* TASK INSTRUCTIONS
Copy the data that follows, character for character, minus the pictures.

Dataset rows
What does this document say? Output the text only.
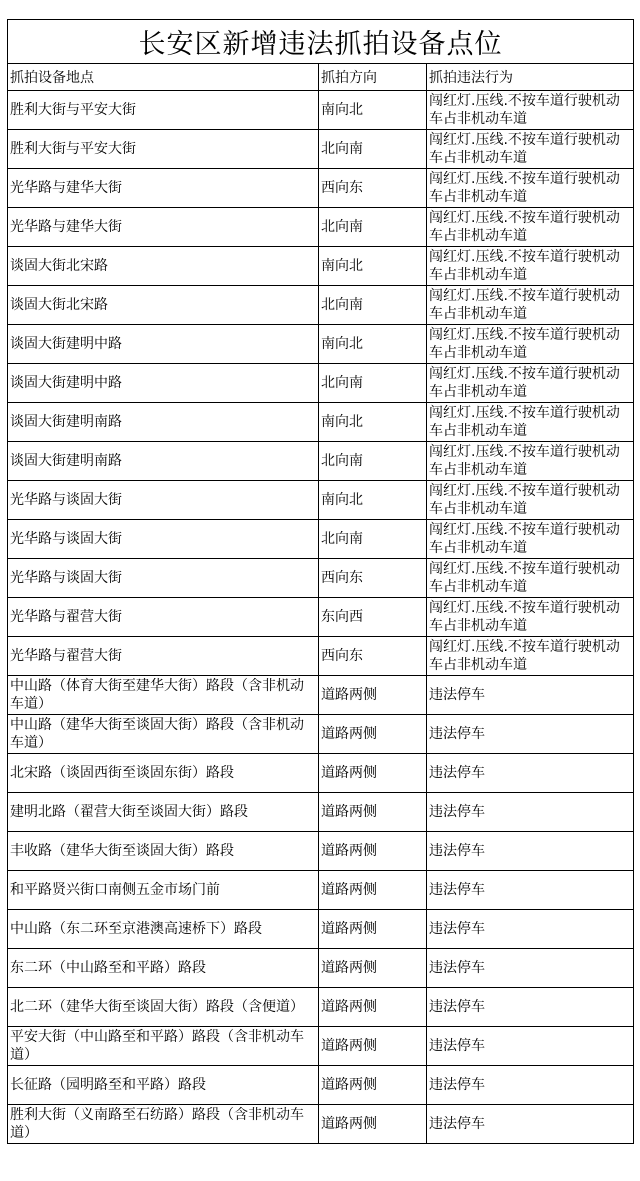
长安区新增违法抓拍设备点位		
抓拍设备地点	抓拍方向	抓拍违法行为
胜利大街与平安大街	南向北	闯红灯.压线.不按车道行驶机动车占非机动车道
胜利大街与平安大街	北向南	闯红灯.压线.不按车道行驶机动车占非机动车道
光华路与建华大街	西向东	闯红灯.压线.不按车道行驶机动车占非机动车道
光华路与建华大街	北向南	闯红灯.压线.不按车道行驶机动车占非机动车道
谈固大街北宋路	南向北	闯红灯.压线.不按车道行驶机动车占非机动车道
谈固大街北宋路	北向南	闯红灯.压线.不按车道行驶机动车占非机动车道
谈固大街建明中路	南向北	闯红灯.压线.不按车道行驶机动车占非机动车道
谈固大街建明中路	北向南	闯红灯.压线.不按车道行驶机动车占非机动车道
谈固大街建明南路	南向北	闯红灯.压线.不按车道行驶机动车占非机动车道
谈固大街建明南路	北向南	闯红灯.压线.不按车道行驶机动车占非机动车道
光华路与谈固大街	南向北	闯红灯.压线.不按车道行驶机动车占非机动车道
光华路与谈固大街	北向南	闯红灯.压线.不按车道行驶机动车占非机动车道
光华路与谈固大街	西向东	闯红灯.压线.不按车道行驶机动车占非机动车道
光华路与翟营大街	东向西	闯红灯.压线.不按车道行驶机动车占非机动车道
光华路与翟营大街	西向东	闯红灯.压线.不按车道行驶机动车占非机动车道
中山路（体育大街至建华大街）路段（含非机动车道）	道路两侧	违法停车
中山路（建华大街至谈固大街）路段（含非机动车道）	道路两侧	违法停车
北宋路（谈固西街至谈固东街）路段	道路两侧	违法停车
建明北路（翟营大街至谈固大街）路段	道路两侧	违法停车
丰收路（建华大街至谈固大街）路段	道路两侧	违法停车
和平路贤兴街口南侧五金市场门前	道路两侧	违法停车
中山路（东二环至京港澳高速桥下）路段	道路两侧	违法停车
东二环（中山路至和平路）路段	道路两侧	违法停车
北二环（建华大街至谈固大街）路段（含便道）	道路两侧	违法停车
平安大街（中山路至和平路）路段（含非机动车道）	道路两侧	违法停车
长征路（园明路至和平路）路段	道路两侧	违法停车
胜利大街（义南路至石纺路）路段（含非机动车道）	道路两侧	违法停车
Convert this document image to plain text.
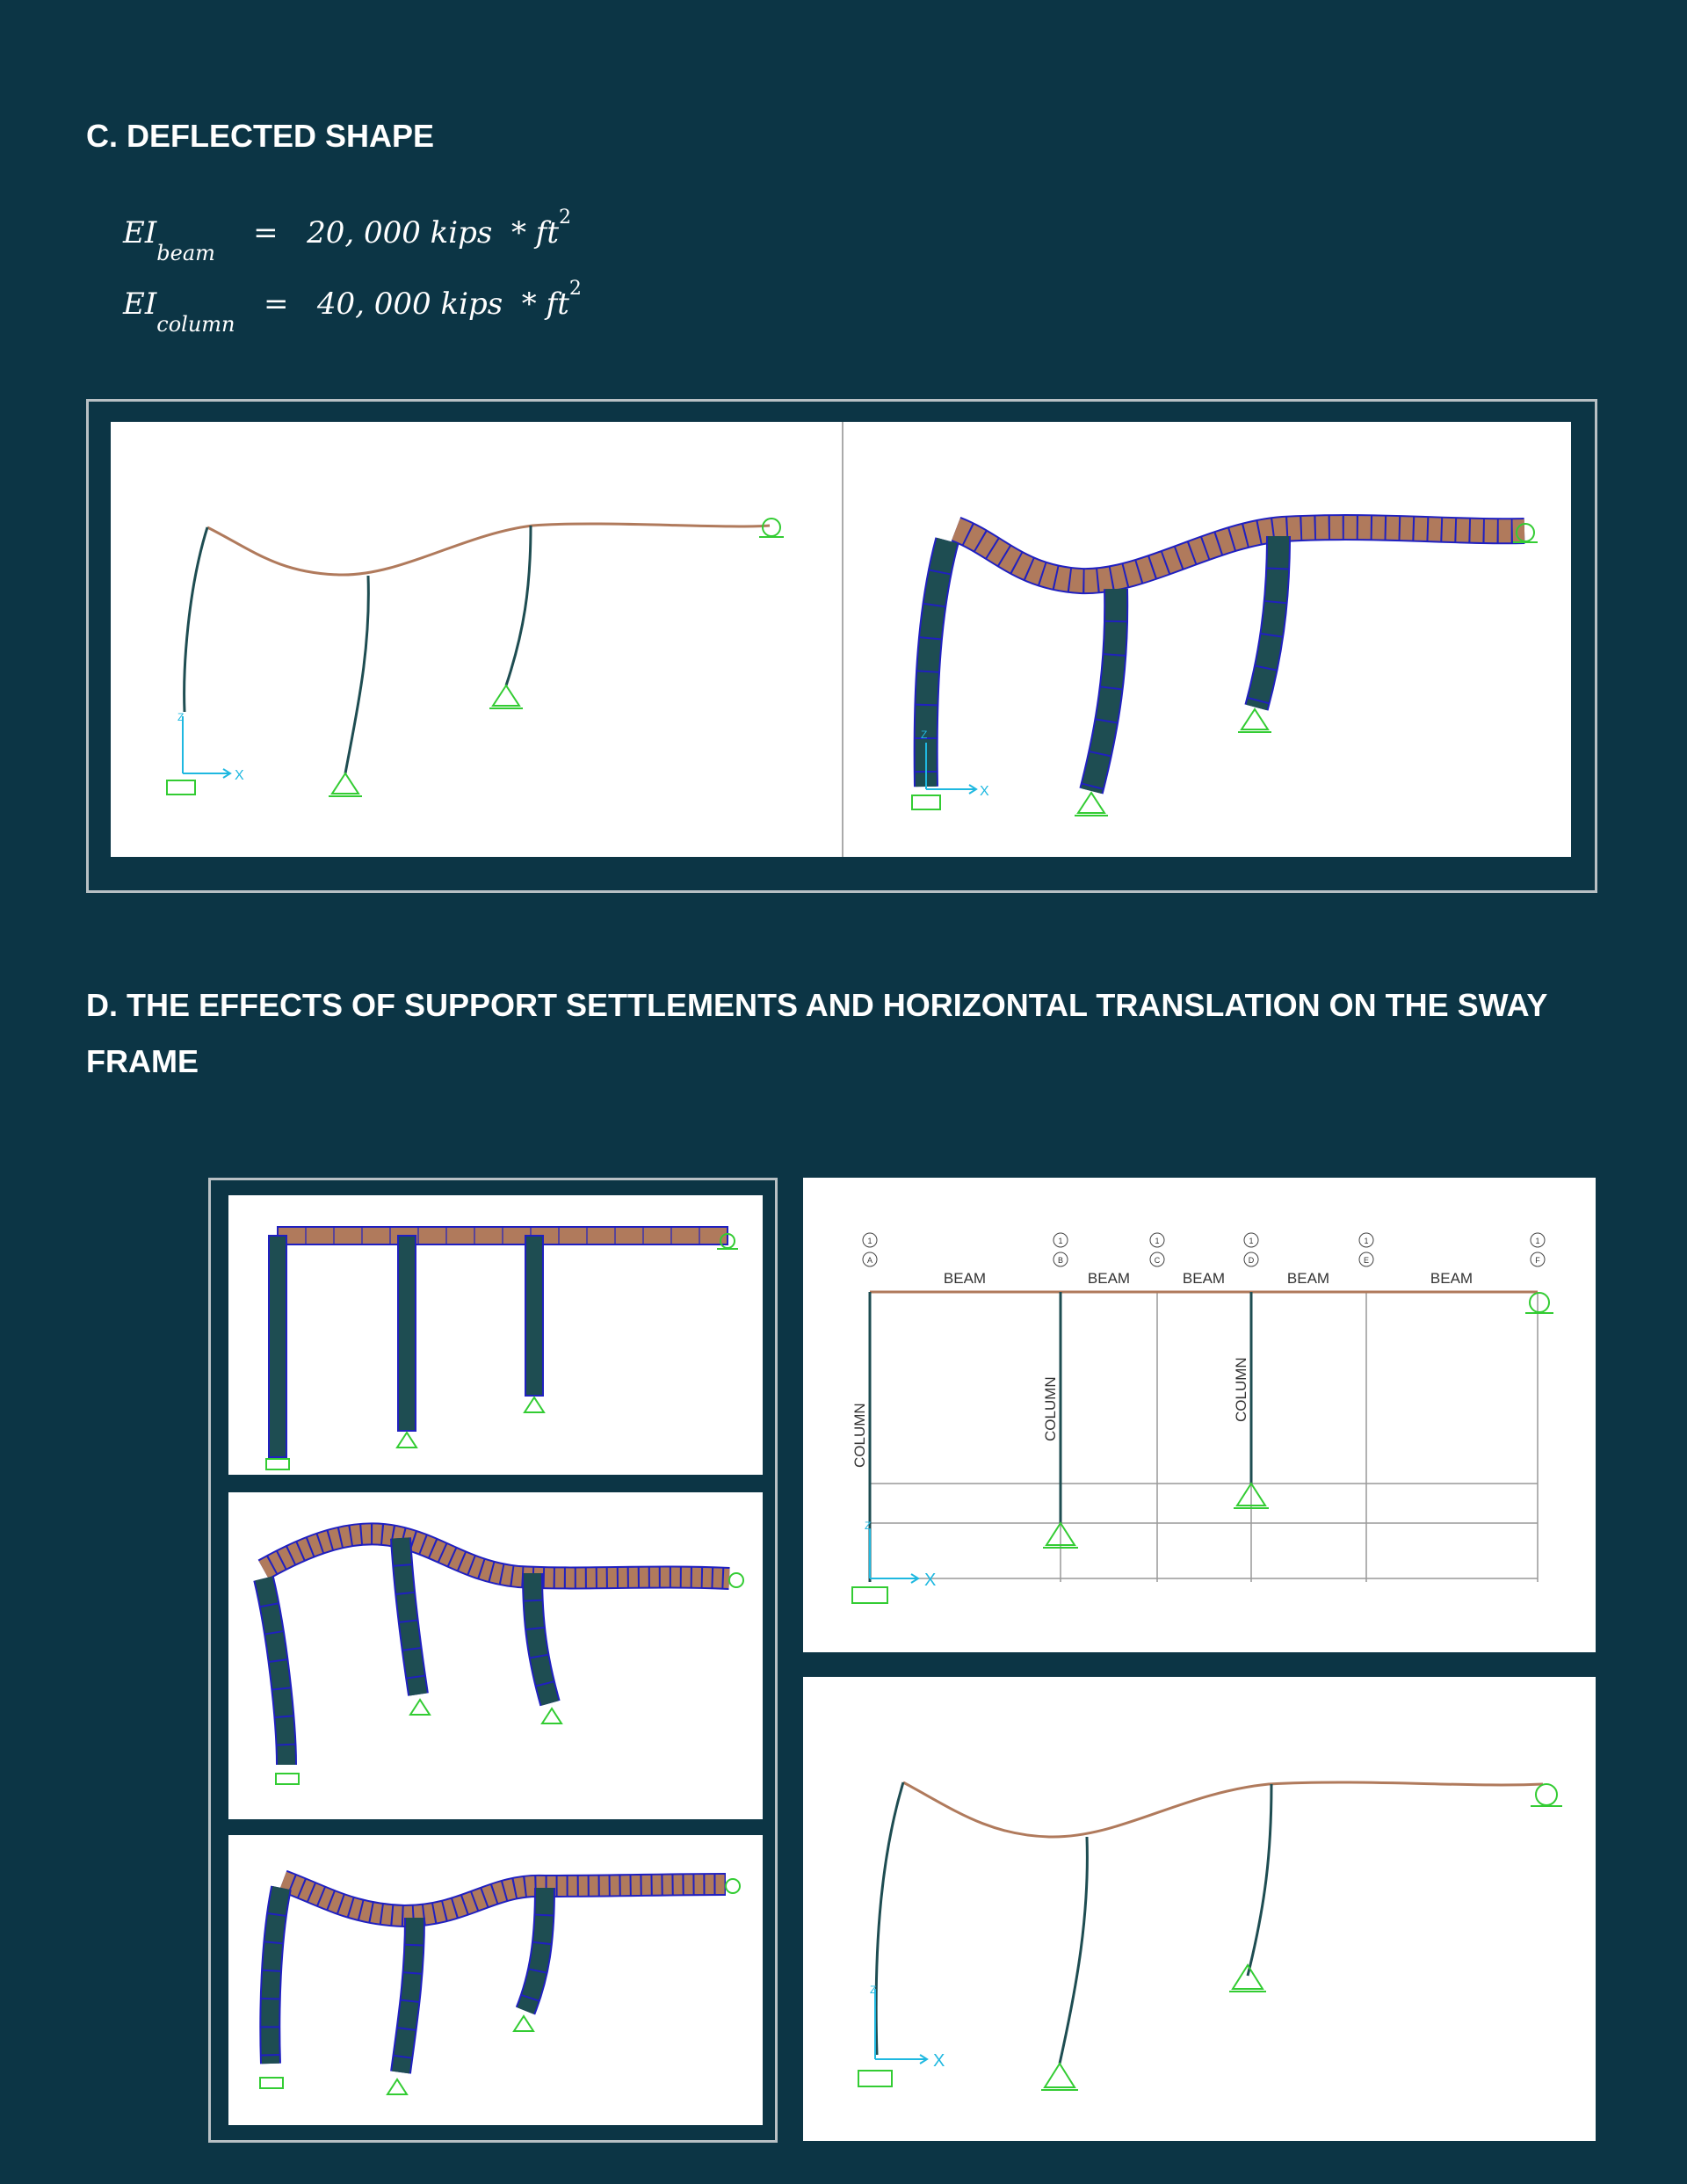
C. DEFLECTED SHAPE
$EI_{beam}$    = 20, 000 kips * $ft^2$
$EI_{column} = 40$, 000 kips * $ft^2$
X
Z
X
Z
D. THE EFFECTS OF SUPPORT SETTLEMENTS AND HORIZONTAL TRANSLATION ON THE SWAY FRAME
1
A
1
B
1
C
1
D
1
E
1
F
BEAM	BEAM	BEAM	BEAM	BEAM
COLUMN	COLUMN	COLUMN
X
Z
X
Z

* ANSWER TO THIS PROBLEM
What does this document say? Output the text only.
长安区新增违法抓拍设备点位		
抓拍设备地点	抓拍方向	抓拍违法行为
胜利大街与平安大街	南向北	闯红灯.压线.不按车道行驶机动车占非机动车道
胜利大街与平安大街	北向南	闯红灯.压线.不按车道行驶机动车占非机动车道
光华路与建华大街	西向东	闯红灯.压线.不按车道行驶机动车占非机动车道
光华路与建华大街	北向南	闯红灯.压线.不按车道行驶机动车占非机动车道
谈固大街北宋路	南向北	闯红灯.压线.不按车道行驶机动车占非机动车道
谈固大街北宋路	北向南	闯红灯.压线.不按车道行驶机动车占非机动车道
谈固大街建明中路	南向北	闯红灯.压线.不按车道行驶机动车占非机动车道
谈固大街建明中路	北向南	闯红灯.压线.不按车道行驶机动车占非机动车道
谈固大街建明南路	南向北	闯红灯.压线.不按车道行驶机动车占非机动车道
谈固大街建明南路	北向南	闯红灯.压线.不按车道行驶机动车占非机动车道
光华路与谈固大街	南向北	闯红灯.压线.不按车道行驶机动车占非机动车道
光华路与谈固大街	北向南	闯红灯.压线.不按车道行驶机动车占非机动车道
光华路与谈固大街	西向东	闯红灯.压线.不按车道行驶机动车占非机动车道
光华路与翟营大街	东向西	闯红灯.压线.不按车道行驶机动车占非机动车道
光华路与翟营大街	西向东	闯红灯.压线.不按车道行驶机动车占非机动车道
中山路（体育大街至建华大街）路段（含非机动车道）	道路两侧	违法停车
中山路（建华大街至谈固大街）路段（含非机动车道）	道路两侧	违法停车
北宋路（谈固西街至谈固东街）路段	道路两侧	违法停车
建明北路（翟营大街至谈固大街）路段	道路两侧	违法停车
丰收路（建华大街至谈固大街）路段	道路两侧	违法停车
和平路贤兴街口南侧五金市场门前	道路两侧	违法停车
中山路（东二环至京港澳高速桥下）路段	道路两侧	违法停车
东二环（中山路至和平路）路段	道路两侧	违法停车
北二环（建华大街至谈固大街）路段（含便道）	道路两侧	违法停车
平安大街（中山路至和平路）路段（含非机动车道）	道路两侧	违法停车
长征路（园明路至和平路）路段	道路两侧	违法停车
胜利大街（义南路至石纺路）路段（含非机动车道）	道路两侧	违法停车
Convert this document image to plain text.
C. DEFLECTED SHAPE
$EI_{beam}$    = 20, 000 kips * $ft^2$
$EI_{column} = 40$, 000 kips * $ft^2$
X
Z
X
Z
D. THE EFFECTS OF SUPPORT SETTLEMENTS AND HORIZONTAL TRANSLATION ON THE SWAY FRAME
1
A
1
B
1
C
1
D
1
E
1
F
BEAM	BEAM	BEAM	BEAM	BEAM
COLUMN	COLUMN	COLUMN
X
Z
X
Z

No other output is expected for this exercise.